* begin *

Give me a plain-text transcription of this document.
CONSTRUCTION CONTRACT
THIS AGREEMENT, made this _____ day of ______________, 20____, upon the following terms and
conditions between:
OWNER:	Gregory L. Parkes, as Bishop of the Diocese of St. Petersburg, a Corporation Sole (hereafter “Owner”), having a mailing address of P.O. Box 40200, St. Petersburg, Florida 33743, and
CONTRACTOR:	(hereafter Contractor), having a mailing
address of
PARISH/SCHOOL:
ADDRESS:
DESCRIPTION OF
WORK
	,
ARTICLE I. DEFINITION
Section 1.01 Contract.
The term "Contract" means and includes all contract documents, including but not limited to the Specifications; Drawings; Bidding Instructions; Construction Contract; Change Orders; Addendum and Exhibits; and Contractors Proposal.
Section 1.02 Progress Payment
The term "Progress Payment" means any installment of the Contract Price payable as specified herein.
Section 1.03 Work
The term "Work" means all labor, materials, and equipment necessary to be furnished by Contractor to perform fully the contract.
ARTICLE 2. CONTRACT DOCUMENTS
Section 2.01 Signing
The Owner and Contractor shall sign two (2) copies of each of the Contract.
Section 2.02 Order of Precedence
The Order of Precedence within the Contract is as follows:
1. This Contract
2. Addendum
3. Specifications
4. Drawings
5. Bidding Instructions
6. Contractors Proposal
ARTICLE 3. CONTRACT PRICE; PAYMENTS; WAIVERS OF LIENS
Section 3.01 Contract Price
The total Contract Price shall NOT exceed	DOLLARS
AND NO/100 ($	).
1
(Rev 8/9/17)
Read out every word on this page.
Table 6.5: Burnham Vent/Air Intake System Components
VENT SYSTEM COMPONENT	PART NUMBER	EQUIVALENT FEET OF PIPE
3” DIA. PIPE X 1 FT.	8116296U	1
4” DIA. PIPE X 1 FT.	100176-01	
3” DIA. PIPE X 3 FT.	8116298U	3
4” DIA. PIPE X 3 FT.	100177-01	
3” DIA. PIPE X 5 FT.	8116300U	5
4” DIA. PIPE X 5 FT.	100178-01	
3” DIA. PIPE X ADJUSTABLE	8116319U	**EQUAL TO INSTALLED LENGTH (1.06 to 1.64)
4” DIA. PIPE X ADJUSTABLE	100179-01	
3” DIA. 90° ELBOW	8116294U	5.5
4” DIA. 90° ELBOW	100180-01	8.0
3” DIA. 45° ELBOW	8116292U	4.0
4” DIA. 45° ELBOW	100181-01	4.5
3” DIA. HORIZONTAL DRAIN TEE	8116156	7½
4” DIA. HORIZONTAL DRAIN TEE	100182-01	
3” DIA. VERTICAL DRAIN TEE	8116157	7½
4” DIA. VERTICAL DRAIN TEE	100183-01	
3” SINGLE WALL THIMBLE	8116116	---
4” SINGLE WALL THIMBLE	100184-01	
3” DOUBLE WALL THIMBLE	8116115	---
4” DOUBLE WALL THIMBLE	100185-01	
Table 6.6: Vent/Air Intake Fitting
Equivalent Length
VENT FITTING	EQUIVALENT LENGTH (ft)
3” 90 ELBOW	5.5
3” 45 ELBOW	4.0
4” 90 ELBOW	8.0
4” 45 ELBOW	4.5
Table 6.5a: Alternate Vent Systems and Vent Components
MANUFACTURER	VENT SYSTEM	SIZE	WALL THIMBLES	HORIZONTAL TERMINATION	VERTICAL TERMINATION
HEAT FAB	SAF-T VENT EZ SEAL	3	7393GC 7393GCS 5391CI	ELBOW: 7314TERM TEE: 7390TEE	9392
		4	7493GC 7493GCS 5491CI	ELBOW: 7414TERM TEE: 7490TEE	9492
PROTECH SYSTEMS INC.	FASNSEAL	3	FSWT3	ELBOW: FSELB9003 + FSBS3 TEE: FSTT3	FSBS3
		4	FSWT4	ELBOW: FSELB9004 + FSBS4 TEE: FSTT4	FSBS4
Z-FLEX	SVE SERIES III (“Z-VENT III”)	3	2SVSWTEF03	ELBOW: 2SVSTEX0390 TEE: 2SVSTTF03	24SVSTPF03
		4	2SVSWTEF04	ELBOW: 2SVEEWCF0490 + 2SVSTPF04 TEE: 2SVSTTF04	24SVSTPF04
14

* end *

**Short problem**
Working from the listing above, pick out every line that has "WALL" and copy it.

**Complete answer**
3” SINGLE WALL THIMBLE	8116116	---
4” SINGLE WALL THIMBLE	100184-01	
3” DOUBLE WALL THIMBLE	8116115	---
4” DOUBLE WALL THIMBLE	100185-01	
MANUFACTURER	VENT SYSTEM	SIZE	WALL THIMBLES	HORIZONTAL TERMINATION	VERTICAL TERMINATION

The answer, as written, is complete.